A block of data:
/---

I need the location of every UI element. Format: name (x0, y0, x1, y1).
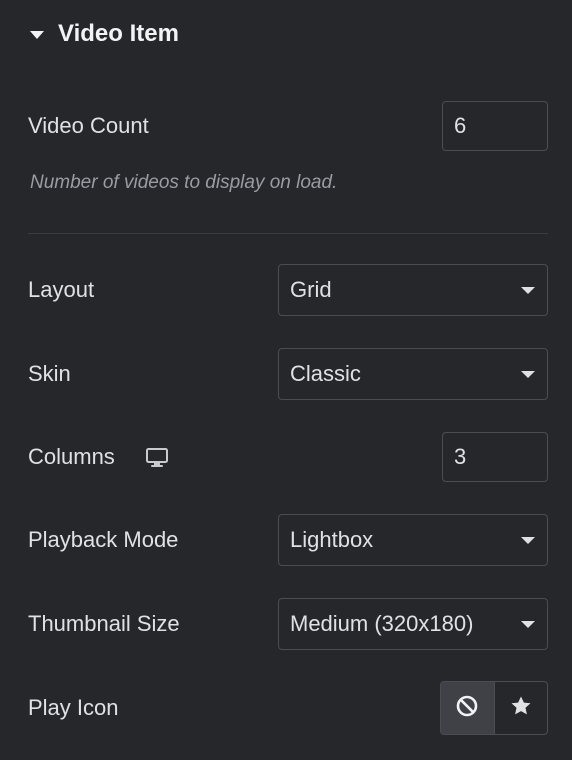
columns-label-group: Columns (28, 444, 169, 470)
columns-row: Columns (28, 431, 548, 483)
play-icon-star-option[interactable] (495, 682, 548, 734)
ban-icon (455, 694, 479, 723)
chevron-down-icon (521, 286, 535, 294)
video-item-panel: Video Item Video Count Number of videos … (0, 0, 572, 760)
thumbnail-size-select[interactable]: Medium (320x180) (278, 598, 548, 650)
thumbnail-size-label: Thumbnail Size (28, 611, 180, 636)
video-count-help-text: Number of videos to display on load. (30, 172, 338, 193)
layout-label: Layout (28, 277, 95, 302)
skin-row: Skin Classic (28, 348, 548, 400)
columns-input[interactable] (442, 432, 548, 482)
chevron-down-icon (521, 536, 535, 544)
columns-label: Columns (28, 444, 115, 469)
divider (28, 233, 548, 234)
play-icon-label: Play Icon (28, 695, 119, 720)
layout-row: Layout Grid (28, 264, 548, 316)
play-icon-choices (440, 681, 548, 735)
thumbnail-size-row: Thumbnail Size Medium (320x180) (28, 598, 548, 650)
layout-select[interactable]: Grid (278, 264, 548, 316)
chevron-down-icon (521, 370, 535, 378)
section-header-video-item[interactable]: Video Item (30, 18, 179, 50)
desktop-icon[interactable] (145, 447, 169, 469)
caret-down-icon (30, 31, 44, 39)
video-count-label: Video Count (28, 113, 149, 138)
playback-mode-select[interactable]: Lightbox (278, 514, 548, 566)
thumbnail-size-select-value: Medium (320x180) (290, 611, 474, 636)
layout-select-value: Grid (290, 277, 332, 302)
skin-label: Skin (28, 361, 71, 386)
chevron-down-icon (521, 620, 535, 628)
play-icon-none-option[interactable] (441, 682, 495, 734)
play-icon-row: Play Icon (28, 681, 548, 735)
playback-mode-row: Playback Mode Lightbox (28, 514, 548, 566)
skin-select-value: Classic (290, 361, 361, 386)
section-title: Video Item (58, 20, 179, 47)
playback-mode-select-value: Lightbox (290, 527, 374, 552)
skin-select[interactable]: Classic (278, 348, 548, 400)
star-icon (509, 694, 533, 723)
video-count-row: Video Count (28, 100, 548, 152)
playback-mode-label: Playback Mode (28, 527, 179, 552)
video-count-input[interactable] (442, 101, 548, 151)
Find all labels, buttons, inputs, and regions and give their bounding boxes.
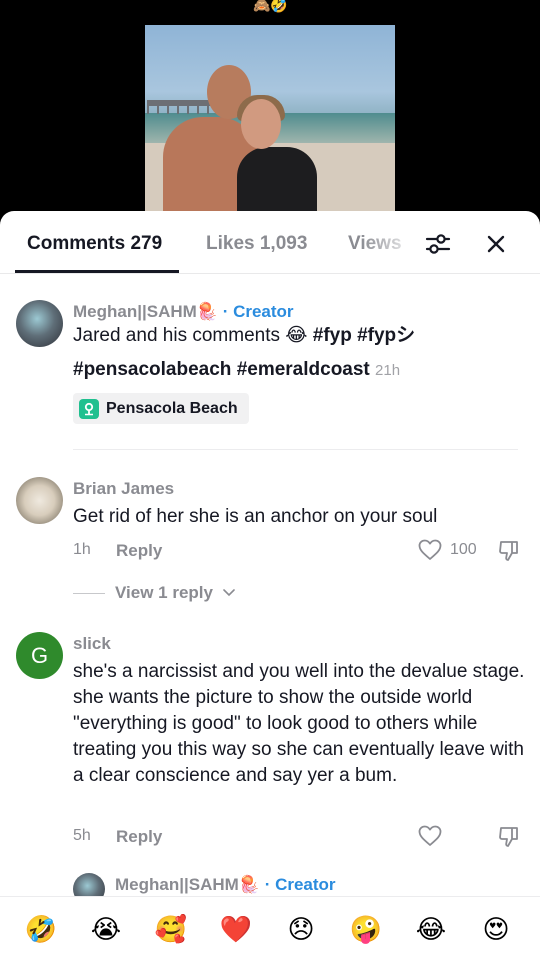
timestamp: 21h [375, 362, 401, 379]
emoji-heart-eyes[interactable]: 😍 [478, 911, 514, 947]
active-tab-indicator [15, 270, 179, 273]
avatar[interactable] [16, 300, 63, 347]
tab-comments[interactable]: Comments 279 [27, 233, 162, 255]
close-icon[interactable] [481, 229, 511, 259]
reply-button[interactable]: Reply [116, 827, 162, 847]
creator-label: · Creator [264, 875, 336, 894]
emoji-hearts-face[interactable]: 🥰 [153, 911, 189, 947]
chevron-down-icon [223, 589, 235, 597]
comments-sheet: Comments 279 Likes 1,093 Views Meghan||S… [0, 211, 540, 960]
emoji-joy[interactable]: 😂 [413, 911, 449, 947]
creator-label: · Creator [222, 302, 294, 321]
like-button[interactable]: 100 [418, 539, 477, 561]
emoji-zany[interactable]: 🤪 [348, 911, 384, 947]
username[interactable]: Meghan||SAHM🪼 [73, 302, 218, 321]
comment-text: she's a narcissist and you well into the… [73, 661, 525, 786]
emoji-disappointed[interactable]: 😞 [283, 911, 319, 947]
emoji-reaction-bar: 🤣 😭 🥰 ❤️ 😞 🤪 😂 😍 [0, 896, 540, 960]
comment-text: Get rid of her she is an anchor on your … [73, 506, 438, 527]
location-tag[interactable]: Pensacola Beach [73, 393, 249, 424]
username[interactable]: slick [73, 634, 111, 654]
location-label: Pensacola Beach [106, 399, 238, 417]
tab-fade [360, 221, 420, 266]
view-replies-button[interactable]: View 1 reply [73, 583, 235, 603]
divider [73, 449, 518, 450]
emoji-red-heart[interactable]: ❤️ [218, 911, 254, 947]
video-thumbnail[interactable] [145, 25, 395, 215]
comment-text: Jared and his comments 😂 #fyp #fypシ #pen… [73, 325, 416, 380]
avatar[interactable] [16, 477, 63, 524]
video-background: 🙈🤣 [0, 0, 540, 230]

\---

* [REQUIRED WORK]
Output the lines from the one containing "columns-label-group: Columns (28, 444, 169, 470)" to the one containing "Find all labels, buttons, inputs, and", both included, as a numbered list, skipping any blank lines.

* [ANSWER IN FULL]
1. columns-label-group: Columns (28, 444, 169, 470)
2. columns-row: Columns (28, 431, 548, 483)
3. play-icon-star-option[interactable] (495, 682, 548, 734)
4. ban-icon (455, 694, 479, 723)
5. chevron-down-icon (521, 286, 535, 294)
6. video-item-panel: Video Item Video Count Number of videos … (0, 0, 572, 760)
7. thumbnail-size-select[interactable]: Medium (320x180) (278, 598, 548, 650)
8. thumbnail-size-label: Thumbnail Size (28, 611, 180, 636)
9. video-count-help-text: Number of videos to display on load. (30, 172, 338, 193)
10. layout-label: Layout (28, 277, 95, 302)
11. skin-row: Skin Classic (28, 348, 548, 400)
12. columns-input[interactable] (442, 432, 548, 482)
13. chevron-down-icon (521, 536, 535, 544)
14. columns-label: Columns (28, 444, 115, 469)
15. divider (28, 233, 548, 234)
16. play-icon-label: Play Icon (28, 695, 119, 720)
17. layout-row: Layout Grid (28, 264, 548, 316)
18. play-icon-choices (440, 681, 548, 735)
19. thumbnail-size-row: Thumbnail Size Medium (320x180) (28, 598, 548, 650)
20. layout-select[interactable]: Grid (278, 264, 548, 316)
21. chevron-down-icon (521, 370, 535, 378)
22. section-header-video-item[interactable]: Video Item (30, 18, 179, 50)
23. desktop-icon[interactable] (145, 447, 169, 469)
24. caret-down-icon (30, 31, 44, 39)
25. video-count-label: Video Count (28, 113, 149, 138)
26. playback-mode-select[interactable]: Lightbox (278, 514, 548, 566)
27. thumbnail-size-select-value: Medium (320x180) (290, 611, 474, 636)
28. layout-select-value: Grid (290, 277, 332, 302)
29. skin-label: Skin (28, 361, 71, 386)
30. chevron-down-icon (521, 620, 535, 628)
31. play-icon-none-option[interactable] (441, 682, 495, 734)
32. play-icon-row: Play Icon (28, 681, 548, 735)
33. playback-mode-row: Playback Mode Lightbox (28, 514, 548, 566)
34. skin-select-value: Classic (290, 361, 361, 386)
35. section-title: Video Item (58, 20, 179, 47)
36. playback-mode-select-value: Lightbox (290, 527, 374, 552)
37. skin-select[interactable]: Classic (278, 348, 548, 400)
38. star-icon (509, 694, 533, 723)
39. video-count-row: Video Count (28, 100, 548, 152)
40. playback-mode-label: Playback Mode (28, 527, 179, 552)
41. video-count-input[interactable] (442, 101, 548, 151)
42. Find all labels, buttons, inputs, and regions and give their bounding boxes.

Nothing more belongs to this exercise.